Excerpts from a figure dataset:
....
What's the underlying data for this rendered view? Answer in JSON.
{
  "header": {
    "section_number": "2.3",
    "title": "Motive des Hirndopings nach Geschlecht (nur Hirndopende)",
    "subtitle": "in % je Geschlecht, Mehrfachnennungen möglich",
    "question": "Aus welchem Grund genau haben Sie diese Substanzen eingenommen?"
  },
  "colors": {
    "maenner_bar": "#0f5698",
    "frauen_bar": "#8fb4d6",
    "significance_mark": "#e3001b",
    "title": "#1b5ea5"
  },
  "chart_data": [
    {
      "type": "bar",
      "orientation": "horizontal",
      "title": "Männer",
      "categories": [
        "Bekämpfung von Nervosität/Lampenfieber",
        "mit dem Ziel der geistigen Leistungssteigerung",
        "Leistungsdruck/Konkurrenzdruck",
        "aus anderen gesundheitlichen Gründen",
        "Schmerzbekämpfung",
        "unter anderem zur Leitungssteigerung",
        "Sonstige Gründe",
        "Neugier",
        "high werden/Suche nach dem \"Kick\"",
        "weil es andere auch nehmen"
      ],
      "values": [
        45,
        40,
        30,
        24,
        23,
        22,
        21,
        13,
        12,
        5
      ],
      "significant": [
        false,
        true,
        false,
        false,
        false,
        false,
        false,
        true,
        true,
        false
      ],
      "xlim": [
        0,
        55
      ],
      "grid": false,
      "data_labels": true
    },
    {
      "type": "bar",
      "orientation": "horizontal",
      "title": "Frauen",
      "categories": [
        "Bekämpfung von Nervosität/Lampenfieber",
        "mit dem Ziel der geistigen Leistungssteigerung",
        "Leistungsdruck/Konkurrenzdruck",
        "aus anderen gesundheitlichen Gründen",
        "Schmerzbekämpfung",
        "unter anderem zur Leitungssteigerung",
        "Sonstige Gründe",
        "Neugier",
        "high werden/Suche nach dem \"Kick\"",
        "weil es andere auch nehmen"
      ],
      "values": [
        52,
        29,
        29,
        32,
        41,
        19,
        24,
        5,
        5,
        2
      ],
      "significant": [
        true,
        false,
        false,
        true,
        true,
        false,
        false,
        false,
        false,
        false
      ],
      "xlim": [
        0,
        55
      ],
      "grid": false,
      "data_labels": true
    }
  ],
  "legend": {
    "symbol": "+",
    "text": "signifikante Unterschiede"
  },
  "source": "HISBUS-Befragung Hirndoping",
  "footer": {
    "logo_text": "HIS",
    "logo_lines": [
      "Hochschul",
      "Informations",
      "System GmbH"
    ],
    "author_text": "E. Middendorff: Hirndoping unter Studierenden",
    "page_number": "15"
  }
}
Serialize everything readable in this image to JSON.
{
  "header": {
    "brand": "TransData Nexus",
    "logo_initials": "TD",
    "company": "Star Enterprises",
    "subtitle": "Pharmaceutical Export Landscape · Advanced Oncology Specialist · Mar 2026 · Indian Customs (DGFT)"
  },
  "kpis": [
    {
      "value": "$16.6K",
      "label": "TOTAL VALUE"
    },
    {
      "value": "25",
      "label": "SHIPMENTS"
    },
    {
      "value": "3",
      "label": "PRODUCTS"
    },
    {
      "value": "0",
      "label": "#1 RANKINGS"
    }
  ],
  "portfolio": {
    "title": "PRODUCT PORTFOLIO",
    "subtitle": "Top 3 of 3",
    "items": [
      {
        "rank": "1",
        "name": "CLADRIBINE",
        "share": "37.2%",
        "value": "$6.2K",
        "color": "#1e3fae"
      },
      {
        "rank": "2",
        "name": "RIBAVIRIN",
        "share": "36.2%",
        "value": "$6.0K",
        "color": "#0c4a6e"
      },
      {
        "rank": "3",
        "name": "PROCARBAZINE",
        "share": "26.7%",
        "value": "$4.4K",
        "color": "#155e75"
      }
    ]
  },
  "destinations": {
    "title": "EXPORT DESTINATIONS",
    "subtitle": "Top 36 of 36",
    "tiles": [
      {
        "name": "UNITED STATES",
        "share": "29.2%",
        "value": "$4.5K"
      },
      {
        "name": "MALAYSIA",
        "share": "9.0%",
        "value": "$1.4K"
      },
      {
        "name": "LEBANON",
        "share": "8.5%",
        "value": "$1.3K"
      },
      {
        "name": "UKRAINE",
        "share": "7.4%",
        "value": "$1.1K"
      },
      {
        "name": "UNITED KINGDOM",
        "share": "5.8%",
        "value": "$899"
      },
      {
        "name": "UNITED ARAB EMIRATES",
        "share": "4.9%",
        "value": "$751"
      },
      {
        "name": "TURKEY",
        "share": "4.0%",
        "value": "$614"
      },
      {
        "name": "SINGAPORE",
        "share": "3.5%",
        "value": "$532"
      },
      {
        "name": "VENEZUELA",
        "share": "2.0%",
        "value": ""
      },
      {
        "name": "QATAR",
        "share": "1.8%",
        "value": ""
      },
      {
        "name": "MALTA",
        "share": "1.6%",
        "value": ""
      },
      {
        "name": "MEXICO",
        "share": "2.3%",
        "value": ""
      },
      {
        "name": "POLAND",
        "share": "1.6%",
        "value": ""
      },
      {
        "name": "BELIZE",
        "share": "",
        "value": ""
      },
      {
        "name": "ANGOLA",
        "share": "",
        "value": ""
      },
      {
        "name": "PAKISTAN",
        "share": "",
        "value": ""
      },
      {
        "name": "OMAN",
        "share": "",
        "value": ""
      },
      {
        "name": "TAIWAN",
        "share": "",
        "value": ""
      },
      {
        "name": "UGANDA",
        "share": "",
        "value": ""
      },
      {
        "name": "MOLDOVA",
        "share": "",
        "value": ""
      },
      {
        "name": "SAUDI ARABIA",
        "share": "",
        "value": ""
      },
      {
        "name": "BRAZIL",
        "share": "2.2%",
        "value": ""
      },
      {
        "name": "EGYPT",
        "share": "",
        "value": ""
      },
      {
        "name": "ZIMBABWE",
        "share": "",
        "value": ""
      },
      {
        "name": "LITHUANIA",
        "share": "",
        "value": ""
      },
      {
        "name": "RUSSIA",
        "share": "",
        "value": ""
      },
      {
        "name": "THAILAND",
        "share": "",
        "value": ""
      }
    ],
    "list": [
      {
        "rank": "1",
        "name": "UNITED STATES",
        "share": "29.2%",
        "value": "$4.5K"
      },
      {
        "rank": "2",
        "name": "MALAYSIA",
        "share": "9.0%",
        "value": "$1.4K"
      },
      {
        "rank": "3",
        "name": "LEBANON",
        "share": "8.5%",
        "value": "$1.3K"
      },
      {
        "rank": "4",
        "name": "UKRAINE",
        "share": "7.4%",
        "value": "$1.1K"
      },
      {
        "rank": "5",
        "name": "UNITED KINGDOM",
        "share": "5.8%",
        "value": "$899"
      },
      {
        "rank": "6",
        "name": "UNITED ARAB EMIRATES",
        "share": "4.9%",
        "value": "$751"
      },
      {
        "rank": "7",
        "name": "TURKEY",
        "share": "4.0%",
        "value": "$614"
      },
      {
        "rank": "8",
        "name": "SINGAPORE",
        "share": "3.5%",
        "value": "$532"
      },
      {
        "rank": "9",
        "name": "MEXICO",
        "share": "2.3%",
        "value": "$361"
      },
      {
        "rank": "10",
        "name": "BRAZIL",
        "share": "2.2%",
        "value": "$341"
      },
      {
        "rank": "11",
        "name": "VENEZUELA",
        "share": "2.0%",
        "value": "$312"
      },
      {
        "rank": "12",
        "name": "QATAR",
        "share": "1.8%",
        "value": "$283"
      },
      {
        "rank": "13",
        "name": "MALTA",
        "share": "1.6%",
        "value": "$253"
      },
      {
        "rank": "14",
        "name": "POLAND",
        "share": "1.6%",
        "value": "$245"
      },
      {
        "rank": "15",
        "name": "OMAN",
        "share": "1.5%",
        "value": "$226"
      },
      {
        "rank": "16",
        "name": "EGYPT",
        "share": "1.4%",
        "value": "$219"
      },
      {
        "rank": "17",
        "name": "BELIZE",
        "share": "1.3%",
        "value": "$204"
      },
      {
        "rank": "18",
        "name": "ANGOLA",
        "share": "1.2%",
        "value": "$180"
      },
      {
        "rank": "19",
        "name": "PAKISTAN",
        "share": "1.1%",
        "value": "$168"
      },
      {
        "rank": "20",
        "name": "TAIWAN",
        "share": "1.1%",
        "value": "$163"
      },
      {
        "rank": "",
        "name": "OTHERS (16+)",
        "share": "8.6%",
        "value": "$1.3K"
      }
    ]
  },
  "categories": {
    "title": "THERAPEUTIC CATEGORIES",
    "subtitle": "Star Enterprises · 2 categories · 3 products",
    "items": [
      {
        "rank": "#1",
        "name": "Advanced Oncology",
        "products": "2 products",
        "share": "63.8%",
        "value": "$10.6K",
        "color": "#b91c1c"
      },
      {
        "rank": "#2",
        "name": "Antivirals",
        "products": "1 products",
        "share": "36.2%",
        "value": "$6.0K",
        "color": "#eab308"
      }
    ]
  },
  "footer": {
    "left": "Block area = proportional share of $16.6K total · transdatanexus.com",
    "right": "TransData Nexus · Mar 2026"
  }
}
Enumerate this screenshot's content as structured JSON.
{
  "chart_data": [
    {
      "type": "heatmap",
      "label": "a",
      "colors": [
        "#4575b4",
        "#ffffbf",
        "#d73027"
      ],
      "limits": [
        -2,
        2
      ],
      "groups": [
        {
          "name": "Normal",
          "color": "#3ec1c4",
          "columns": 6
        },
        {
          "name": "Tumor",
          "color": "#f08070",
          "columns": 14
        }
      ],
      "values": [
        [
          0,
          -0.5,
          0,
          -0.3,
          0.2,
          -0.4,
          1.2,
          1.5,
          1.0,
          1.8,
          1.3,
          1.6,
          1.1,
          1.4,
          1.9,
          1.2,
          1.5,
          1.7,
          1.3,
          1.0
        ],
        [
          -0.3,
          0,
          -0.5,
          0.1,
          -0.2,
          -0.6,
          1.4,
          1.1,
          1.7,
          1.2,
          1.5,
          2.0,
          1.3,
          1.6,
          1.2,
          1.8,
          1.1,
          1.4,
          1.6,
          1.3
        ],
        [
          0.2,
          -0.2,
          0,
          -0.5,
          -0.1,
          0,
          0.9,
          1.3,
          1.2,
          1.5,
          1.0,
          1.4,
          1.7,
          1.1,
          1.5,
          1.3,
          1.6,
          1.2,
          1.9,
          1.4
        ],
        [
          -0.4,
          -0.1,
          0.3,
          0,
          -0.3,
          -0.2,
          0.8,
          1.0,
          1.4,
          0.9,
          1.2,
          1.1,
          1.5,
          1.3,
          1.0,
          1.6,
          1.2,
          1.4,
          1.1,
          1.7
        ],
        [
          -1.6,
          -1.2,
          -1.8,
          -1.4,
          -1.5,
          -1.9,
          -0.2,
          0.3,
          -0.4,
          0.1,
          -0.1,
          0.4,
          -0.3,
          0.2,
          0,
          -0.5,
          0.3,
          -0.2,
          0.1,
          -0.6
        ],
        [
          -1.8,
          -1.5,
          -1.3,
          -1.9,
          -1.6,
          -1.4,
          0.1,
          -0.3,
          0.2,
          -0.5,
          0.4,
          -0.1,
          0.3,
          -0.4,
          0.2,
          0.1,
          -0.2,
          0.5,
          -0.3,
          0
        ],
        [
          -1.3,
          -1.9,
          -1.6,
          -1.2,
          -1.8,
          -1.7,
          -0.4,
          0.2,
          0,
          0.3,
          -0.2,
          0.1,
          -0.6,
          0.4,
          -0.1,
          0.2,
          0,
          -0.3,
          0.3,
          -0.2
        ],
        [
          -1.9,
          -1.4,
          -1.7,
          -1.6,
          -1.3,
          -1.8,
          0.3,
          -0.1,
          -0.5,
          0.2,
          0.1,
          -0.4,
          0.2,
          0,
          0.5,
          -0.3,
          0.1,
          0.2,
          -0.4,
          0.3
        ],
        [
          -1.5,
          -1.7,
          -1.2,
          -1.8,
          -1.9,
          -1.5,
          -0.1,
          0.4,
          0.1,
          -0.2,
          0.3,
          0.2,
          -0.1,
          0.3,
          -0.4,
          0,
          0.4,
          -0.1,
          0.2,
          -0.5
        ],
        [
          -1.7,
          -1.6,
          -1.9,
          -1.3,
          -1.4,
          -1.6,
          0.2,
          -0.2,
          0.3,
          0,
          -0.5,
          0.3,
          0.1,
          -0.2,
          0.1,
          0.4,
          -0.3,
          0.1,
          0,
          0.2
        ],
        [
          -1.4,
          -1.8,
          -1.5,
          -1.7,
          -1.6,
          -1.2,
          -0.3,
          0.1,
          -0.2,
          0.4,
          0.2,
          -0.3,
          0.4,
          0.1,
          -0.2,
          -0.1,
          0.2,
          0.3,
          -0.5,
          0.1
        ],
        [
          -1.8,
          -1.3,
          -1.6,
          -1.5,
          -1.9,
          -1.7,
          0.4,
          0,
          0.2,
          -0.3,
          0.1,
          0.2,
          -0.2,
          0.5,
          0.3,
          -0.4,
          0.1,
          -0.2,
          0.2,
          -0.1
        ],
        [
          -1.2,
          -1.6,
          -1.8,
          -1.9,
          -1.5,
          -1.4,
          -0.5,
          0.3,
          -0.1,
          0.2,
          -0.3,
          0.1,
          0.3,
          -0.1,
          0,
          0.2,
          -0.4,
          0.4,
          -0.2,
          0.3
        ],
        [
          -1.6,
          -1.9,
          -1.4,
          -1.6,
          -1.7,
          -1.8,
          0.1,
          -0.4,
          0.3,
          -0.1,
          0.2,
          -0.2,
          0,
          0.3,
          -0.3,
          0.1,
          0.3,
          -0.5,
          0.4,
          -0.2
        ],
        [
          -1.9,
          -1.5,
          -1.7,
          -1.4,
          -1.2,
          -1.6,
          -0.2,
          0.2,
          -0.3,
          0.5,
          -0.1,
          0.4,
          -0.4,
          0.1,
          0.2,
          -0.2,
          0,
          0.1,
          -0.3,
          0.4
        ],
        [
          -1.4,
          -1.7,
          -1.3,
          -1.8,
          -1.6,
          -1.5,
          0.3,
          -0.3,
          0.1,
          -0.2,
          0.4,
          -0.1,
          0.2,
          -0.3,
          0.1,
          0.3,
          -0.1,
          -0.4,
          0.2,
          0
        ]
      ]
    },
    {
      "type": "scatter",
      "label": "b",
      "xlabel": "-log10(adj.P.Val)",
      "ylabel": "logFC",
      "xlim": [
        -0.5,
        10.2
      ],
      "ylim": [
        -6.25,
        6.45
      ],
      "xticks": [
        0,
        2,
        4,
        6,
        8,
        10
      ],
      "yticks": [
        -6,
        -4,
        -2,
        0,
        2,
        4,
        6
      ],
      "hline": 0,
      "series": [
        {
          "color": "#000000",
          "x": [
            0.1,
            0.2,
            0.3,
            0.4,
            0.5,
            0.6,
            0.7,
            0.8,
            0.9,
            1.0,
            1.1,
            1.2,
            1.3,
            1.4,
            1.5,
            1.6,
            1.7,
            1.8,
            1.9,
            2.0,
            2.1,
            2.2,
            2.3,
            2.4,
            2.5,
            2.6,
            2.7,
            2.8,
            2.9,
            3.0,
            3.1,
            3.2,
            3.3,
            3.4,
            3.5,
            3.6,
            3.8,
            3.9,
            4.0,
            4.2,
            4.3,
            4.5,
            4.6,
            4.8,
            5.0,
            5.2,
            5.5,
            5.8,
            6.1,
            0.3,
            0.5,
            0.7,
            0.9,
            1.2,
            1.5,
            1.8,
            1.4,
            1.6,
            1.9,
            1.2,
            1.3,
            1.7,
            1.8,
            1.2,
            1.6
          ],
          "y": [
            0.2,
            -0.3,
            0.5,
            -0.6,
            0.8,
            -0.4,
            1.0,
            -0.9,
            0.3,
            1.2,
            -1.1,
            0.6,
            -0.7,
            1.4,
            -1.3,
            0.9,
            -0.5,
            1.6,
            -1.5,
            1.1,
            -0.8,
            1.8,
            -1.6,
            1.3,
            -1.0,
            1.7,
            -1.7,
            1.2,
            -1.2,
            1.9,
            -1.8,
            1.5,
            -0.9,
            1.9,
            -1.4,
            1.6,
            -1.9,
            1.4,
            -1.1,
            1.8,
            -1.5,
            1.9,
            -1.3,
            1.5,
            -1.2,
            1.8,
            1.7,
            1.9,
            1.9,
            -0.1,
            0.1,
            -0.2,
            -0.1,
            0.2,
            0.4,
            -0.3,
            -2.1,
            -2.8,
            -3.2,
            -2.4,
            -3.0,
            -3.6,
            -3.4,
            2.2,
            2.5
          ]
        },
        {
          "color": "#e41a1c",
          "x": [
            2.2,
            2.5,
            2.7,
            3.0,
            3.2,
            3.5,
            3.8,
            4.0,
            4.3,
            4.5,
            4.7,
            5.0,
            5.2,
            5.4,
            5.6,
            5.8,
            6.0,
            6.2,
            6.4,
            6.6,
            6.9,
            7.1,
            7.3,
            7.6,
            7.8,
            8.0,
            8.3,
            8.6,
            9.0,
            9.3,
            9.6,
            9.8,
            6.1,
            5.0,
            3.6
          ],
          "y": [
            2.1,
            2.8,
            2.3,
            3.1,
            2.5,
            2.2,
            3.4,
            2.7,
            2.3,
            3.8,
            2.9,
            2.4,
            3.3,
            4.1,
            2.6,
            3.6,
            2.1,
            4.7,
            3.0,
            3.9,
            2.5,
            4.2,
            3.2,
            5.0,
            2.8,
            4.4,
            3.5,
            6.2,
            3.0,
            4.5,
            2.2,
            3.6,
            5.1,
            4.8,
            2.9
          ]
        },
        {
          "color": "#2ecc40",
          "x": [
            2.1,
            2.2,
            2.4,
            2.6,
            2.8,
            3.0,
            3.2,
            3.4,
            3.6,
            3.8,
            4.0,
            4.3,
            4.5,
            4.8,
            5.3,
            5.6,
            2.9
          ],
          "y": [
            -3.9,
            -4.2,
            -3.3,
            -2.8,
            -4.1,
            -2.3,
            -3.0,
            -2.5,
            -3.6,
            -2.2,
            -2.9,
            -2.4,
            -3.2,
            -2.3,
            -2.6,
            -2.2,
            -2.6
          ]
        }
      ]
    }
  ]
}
....
EXERCISE PROMPT: The reply should consist solely of the number of lines in the records that include "type".

WRITTEN SOLUTION: 4